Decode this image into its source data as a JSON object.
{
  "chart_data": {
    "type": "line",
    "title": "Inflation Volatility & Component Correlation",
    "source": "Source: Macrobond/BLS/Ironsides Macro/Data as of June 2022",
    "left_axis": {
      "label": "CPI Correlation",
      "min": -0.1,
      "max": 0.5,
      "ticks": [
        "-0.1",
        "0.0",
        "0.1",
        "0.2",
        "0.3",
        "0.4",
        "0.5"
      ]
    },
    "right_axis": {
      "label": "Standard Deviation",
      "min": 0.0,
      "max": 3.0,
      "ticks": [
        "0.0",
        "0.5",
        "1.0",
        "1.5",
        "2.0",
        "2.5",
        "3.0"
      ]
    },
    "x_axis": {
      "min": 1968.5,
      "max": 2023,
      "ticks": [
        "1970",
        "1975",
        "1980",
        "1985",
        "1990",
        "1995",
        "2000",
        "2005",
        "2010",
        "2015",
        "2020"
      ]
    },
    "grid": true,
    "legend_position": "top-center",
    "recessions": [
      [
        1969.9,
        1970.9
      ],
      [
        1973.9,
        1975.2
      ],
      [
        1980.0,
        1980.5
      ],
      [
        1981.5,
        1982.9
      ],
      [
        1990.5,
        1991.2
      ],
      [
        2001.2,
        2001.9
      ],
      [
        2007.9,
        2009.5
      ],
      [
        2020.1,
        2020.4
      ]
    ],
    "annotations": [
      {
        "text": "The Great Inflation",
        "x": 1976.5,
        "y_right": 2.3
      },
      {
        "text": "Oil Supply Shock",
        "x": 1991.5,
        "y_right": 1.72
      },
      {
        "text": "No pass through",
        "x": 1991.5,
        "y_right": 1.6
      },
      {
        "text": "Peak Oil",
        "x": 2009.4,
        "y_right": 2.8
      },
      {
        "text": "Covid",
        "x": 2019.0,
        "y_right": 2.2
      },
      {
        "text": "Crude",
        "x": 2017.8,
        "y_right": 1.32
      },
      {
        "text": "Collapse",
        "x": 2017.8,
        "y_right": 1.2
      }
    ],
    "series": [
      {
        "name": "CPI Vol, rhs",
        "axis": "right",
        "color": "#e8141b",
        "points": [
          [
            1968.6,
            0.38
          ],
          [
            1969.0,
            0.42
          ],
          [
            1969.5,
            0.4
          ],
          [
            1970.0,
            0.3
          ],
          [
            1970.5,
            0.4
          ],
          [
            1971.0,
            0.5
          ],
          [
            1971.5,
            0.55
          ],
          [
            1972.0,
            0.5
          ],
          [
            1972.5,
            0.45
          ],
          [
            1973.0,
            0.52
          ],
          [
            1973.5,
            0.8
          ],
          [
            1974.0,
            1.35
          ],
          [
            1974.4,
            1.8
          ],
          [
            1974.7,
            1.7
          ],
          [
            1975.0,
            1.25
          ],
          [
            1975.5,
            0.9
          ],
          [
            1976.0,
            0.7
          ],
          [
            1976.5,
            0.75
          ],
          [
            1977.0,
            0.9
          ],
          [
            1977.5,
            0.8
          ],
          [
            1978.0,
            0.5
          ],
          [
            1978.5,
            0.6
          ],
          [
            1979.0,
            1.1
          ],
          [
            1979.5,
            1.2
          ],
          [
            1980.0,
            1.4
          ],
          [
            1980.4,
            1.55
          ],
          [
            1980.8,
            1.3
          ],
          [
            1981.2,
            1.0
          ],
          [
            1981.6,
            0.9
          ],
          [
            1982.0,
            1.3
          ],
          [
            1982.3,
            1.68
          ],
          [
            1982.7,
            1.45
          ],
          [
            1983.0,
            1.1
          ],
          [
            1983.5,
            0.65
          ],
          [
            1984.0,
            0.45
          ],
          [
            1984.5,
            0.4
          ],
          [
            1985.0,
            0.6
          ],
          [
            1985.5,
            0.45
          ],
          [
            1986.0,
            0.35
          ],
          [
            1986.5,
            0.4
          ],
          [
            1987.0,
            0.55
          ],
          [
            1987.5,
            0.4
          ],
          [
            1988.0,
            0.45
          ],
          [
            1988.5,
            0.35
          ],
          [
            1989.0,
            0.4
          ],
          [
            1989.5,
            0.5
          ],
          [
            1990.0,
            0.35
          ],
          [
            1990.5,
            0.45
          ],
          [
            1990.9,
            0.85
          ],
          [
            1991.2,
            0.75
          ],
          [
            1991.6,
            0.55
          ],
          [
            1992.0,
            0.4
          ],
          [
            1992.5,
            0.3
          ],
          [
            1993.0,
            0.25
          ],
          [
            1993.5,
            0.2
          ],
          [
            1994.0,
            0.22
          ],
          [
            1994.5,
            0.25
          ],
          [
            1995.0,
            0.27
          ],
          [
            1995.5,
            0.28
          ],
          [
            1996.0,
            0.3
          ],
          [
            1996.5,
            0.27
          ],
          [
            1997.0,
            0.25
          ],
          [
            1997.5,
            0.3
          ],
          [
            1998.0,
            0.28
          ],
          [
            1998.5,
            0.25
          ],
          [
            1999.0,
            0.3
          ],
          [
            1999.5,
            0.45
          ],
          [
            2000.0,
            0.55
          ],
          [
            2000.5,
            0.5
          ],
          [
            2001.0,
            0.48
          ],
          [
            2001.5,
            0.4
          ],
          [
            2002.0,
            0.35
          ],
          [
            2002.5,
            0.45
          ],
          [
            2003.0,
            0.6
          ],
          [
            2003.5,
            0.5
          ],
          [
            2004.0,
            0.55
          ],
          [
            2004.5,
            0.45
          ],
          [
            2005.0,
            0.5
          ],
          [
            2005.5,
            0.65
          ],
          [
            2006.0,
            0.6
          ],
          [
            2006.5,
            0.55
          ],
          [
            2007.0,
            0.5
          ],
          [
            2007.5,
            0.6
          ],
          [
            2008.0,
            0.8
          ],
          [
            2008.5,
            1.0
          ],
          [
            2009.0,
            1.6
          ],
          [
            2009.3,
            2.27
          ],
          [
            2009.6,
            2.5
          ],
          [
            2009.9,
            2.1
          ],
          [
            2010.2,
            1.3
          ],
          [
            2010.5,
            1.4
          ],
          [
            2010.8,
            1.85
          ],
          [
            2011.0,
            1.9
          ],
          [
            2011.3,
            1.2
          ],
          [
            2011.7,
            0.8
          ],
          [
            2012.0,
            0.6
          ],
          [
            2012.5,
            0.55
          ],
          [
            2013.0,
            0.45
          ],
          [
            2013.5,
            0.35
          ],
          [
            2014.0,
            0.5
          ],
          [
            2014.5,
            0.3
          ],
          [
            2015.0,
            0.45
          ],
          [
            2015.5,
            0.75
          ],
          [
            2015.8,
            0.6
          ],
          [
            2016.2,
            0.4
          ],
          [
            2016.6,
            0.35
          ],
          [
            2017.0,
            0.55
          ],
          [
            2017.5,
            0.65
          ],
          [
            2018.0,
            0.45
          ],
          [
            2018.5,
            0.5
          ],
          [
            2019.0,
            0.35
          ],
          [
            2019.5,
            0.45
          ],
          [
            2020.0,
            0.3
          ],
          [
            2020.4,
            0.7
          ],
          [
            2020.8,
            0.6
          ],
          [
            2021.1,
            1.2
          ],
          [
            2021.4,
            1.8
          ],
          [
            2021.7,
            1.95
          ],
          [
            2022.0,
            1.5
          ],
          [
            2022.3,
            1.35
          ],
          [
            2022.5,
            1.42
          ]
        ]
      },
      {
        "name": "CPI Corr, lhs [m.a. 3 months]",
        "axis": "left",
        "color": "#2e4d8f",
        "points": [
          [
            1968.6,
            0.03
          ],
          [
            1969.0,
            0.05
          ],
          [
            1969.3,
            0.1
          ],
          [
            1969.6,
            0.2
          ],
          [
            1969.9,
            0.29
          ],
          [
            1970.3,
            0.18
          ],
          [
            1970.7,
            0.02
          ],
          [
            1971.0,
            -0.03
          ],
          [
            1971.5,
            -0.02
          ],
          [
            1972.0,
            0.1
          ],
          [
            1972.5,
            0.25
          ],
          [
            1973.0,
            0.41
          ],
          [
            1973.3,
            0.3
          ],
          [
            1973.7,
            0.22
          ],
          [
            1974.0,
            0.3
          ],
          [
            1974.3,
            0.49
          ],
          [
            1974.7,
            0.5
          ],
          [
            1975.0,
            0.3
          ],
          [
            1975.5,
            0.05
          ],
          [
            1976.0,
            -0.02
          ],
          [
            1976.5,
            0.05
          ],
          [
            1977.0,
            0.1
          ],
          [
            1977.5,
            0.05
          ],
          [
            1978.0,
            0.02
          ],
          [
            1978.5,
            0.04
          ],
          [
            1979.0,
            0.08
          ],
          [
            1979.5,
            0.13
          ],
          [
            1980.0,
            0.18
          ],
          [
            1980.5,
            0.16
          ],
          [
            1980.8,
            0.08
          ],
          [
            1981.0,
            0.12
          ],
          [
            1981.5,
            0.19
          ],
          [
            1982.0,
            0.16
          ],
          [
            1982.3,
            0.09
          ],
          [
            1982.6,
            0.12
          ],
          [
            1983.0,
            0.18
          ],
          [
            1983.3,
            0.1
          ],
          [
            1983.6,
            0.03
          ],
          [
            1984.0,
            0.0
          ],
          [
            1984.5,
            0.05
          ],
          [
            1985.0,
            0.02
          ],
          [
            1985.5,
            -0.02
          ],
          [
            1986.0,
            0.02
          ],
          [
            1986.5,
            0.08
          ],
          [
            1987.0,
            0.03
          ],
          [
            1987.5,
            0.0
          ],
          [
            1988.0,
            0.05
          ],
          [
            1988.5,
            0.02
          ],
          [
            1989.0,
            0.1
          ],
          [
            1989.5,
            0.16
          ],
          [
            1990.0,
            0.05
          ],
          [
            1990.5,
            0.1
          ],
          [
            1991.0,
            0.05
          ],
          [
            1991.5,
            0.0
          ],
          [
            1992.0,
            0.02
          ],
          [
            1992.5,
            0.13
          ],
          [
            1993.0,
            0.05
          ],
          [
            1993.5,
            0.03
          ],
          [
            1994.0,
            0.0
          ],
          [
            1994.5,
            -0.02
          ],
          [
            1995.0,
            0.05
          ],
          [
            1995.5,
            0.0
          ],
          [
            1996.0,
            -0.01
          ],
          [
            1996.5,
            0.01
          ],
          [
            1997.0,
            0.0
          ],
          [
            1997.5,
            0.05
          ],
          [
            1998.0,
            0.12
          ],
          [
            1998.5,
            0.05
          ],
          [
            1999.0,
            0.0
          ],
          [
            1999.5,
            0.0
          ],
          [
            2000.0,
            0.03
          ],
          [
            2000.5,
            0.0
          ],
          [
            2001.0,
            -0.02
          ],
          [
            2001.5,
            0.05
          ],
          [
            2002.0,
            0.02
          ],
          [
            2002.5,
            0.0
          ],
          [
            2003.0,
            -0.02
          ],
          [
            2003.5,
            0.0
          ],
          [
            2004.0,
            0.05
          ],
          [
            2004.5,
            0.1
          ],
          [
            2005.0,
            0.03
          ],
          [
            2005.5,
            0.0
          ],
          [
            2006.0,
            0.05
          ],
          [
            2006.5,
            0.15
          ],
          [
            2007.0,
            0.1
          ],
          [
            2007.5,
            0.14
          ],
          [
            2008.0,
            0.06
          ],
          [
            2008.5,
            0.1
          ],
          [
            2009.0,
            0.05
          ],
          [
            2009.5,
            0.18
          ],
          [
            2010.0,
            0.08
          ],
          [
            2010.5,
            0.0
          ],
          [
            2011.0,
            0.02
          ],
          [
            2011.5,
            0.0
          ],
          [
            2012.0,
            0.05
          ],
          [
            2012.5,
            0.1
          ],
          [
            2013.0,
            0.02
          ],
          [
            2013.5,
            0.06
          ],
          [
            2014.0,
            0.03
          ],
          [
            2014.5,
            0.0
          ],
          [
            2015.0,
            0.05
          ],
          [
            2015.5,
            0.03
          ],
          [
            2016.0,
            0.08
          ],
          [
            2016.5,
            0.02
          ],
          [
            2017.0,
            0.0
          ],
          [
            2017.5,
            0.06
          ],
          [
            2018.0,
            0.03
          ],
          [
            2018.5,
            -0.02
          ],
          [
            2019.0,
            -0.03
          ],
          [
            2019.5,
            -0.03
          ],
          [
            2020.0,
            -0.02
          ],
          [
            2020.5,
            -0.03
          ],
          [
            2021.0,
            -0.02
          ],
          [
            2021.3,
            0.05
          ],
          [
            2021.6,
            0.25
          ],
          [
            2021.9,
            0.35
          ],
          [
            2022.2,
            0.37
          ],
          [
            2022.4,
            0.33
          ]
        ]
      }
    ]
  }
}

* * * * * * * * *

> _WHAT YOU ARE ASKED TO DO_
On how many lines does the word "name" appear? Answer with only the number.

> _ANSWER FOR THIS EXERCISE_
2